Data in this exercise –
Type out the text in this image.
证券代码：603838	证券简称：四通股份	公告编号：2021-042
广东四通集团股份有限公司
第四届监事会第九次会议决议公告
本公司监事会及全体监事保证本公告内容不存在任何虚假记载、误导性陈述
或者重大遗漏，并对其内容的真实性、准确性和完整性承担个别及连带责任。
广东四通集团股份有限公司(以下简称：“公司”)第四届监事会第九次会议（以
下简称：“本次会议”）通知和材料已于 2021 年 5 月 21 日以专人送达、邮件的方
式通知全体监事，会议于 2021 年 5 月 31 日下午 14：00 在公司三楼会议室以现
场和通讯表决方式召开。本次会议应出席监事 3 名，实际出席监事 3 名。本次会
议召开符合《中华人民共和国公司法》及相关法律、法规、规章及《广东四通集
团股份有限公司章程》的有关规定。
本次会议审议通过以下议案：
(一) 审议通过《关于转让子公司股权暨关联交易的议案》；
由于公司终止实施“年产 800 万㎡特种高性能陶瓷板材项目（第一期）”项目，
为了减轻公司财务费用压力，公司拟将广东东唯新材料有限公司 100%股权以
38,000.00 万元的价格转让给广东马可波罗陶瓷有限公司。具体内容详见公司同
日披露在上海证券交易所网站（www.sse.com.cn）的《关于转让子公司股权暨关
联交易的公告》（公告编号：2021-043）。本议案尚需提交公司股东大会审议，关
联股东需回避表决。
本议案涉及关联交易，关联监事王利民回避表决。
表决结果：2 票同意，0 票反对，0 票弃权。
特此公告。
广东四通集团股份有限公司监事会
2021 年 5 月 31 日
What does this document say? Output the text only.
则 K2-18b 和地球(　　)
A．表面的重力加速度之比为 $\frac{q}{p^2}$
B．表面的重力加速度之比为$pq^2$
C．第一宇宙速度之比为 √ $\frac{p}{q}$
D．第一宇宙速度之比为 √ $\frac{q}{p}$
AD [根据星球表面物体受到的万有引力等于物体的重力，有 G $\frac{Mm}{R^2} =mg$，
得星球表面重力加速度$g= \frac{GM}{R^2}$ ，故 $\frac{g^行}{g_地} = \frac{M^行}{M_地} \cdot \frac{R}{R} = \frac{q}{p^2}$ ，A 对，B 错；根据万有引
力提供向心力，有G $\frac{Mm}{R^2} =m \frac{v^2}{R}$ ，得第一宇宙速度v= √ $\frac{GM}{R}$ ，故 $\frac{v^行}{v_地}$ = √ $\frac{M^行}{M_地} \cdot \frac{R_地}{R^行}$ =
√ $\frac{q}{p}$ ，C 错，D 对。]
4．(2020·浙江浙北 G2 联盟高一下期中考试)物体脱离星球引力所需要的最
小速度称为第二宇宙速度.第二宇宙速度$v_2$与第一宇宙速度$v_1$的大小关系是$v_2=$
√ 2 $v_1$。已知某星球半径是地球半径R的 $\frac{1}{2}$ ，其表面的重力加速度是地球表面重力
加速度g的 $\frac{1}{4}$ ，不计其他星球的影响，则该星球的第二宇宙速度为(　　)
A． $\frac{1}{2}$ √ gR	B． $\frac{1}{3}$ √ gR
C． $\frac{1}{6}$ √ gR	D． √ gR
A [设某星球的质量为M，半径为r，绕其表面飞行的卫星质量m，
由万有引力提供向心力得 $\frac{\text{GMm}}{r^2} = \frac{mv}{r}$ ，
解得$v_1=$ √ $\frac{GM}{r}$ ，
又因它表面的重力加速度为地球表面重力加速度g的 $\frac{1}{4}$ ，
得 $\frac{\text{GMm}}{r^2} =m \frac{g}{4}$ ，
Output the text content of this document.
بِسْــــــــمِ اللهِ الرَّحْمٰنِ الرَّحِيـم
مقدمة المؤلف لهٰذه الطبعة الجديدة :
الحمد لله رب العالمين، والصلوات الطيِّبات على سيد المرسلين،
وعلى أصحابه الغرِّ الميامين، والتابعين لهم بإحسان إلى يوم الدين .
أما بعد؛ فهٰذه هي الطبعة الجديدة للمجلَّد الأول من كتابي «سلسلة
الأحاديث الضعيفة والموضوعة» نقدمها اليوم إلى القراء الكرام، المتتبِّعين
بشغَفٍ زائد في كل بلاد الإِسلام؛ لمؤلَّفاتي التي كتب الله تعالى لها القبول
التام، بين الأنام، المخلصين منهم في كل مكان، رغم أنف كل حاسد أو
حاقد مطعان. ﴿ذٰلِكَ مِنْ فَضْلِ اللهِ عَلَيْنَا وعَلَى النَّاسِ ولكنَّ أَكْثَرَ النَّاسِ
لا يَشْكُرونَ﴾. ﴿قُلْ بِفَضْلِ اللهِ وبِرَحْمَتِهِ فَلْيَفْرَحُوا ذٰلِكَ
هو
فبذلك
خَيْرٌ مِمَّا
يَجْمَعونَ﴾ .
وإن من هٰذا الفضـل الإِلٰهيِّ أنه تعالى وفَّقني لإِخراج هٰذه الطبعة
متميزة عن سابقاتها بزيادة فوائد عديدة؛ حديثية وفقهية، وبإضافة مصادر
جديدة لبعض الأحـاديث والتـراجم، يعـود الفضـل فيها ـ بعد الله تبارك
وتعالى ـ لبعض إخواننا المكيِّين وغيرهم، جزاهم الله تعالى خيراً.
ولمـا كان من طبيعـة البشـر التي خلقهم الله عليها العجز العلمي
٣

Required task –
Copy each line in the data that holds the word "document".

Worked solution –
What does this document say? Output the text only.
Output the text content of this document.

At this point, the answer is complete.